-- start of DATA EXTRACT --

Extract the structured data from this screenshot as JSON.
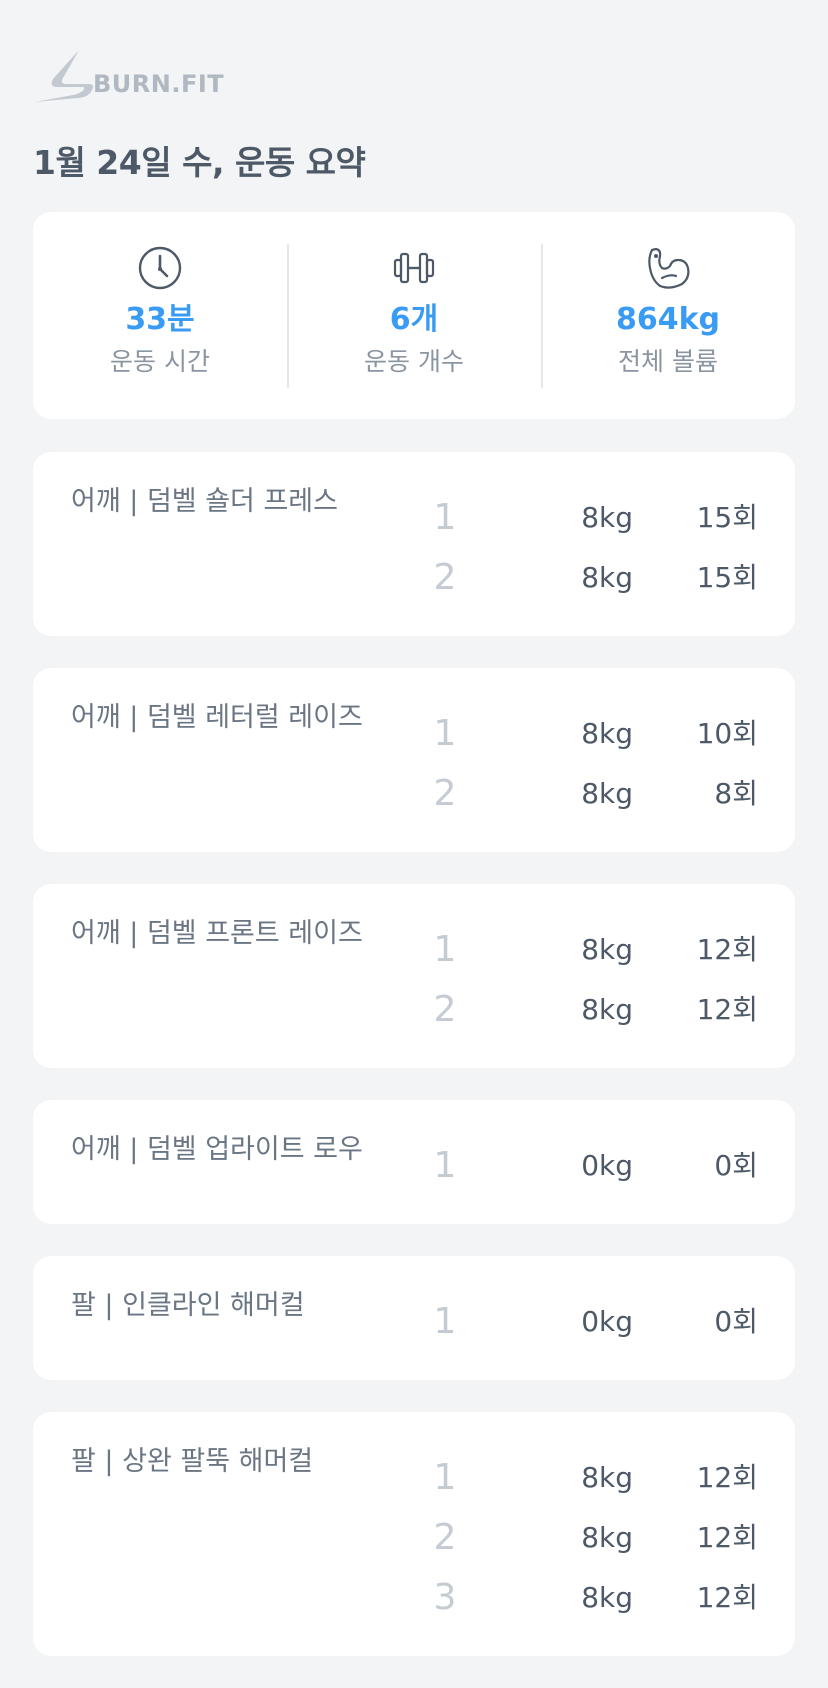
{
  "brand": {
    "name": "BURN.FIT",
    "logo_icon": "burnfit-logo-icon"
  },
  "header": {
    "title": "1월 24일 수, 운동 요약"
  },
  "summary": {
    "stats": [
      {
        "icon": "clock-icon",
        "value": "33분",
        "label": "운동 시간"
      },
      {
        "icon": "dumbbell-icon",
        "value": "6개",
        "label": "운동 개수"
      },
      {
        "icon": "bicep-icon",
        "value": "864kg",
        "label": "전체 볼륨"
      }
    ]
  },
  "exercises": [
    {
      "name": "어깨 | 덤벨 숄더 프레스",
      "sets": [
        {
          "num": "1",
          "weight": "8kg",
          "reps": "15회"
        },
        {
          "num": "2",
          "weight": "8kg",
          "reps": "15회"
        }
      ]
    },
    {
      "name": "어깨 | 덤벨 레터럴 레이즈",
      "sets": [
        {
          "num": "1",
          "weight": "8kg",
          "reps": "10회"
        },
        {
          "num": "2",
          "weight": "8kg",
          "reps": "8회"
        }
      ]
    },
    {
      "name": "어깨 | 덤벨 프론트 레이즈",
      "sets": [
        {
          "num": "1",
          "weight": "8kg",
          "reps": "12회"
        },
        {
          "num": "2",
          "weight": "8kg",
          "reps": "12회"
        }
      ]
    },
    {
      "name": "어깨 | 덤벨 업라이트 로우",
      "sets": [
        {
          "num": "1",
          "weight": "0kg",
          "reps": "0회"
        }
      ]
    },
    {
      "name": "팔 | 인클라인 해머컬",
      "sets": [
        {
          "num": "1",
          "weight": "0kg",
          "reps": "0회"
        }
      ]
    },
    {
      "name": "팔 | 상완 팔뚝 해머컬",
      "sets": [
        {
          "num": "1",
          "weight": "8kg",
          "reps": "12회"
        },
        {
          "num": "2",
          "weight": "8kg",
          "reps": "12회"
        },
        {
          "num": "3",
          "weight": "8kg",
          "reps": "12회"
        }
      ]
    }
  ],
  "colors": {
    "background": "#f2f4f6",
    "card": "#ffffff",
    "accent": "#3a9bf4",
    "muted": "#8b95a1"
  }
}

-- end of DATA EXTRACT --

__WHAT IS BEING ASKED__
Restate each entry word for word, leaving out any pictures.

__WRITTEN ANSWER__
Extract the structured data from this screenshot as JSON.
{
  "brand": {
    "name": "BURN.FIT",
    "logo_icon": "burnfit-logo-icon"
  },
  "header": {
    "title": "1월 24일 수, 운동 요약"
  },
  "summary": {
    "stats": [
      {
        "icon": "clock-icon",
        "value": "33분",
        "label": "운동 시간"
      },
      {
        "icon": "dumbbell-icon",
        "value": "6개",
        "label": "운동 개수"
      },
      {
        "icon": "bicep-icon",
        "value": "864kg",
        "label": "전체 볼륨"
      }
    ]
  },
  "exercises": [
    {
      "name": "어깨 | 덤벨 숄더 프레스",
      "sets": [
        {
          "num": "1",
          "weight": "8kg",
          "reps": "15회"
        },
        {
          "num": "2",
          "weight": "8kg",
          "reps": "15회"
        }
      ]
    },
    {
      "name": "어깨 | 덤벨 레터럴 레이즈",
      "sets": [
        {
          "num": "1",
          "weight": "8kg",
          "reps": "10회"
        },
        {
          "num": "2",
          "weight": "8kg",
          "reps": "8회"
        }
      ]
    },
    {
      "name": "어깨 | 덤벨 프론트 레이즈",
      "sets": [
        {
          "num": "1",
          "weight": "8kg",
          "reps": "12회"
        },
        {
          "num": "2",
          "weight": "8kg",
          "reps": "12회"
        }
      ]
    },
    {
      "name": "어깨 | 덤벨 업라이트 로우",
      "sets": [
        {
          "num": "1",
          "weight": "0kg",
          "reps": "0회"
        }
      ]
    },
    {
      "name": "팔 | 인클라인 해머컬",
      "sets": [
        {
          "num": "1",
          "weight": "0kg",
          "reps": "0회"
        }
      ]
    },
    {
      "name": "팔 | 상완 팔뚝 해머컬",
      "sets": [
        {
          "num": "1",
          "weight": "8kg",
          "reps": "12회"
        },
        {
          "num": "2",
          "weight": "8kg",
          "reps": "12회"
        },
        {
          "num": "3",
          "weight": "8kg",
          "reps": "12회"
        }
      ]
    }
  ],
  "colors": {
    "background": "#f2f4f6",
    "card": "#ffffff",
    "accent": "#3a9bf4",
    "muted": "#8b95a1"
  }
}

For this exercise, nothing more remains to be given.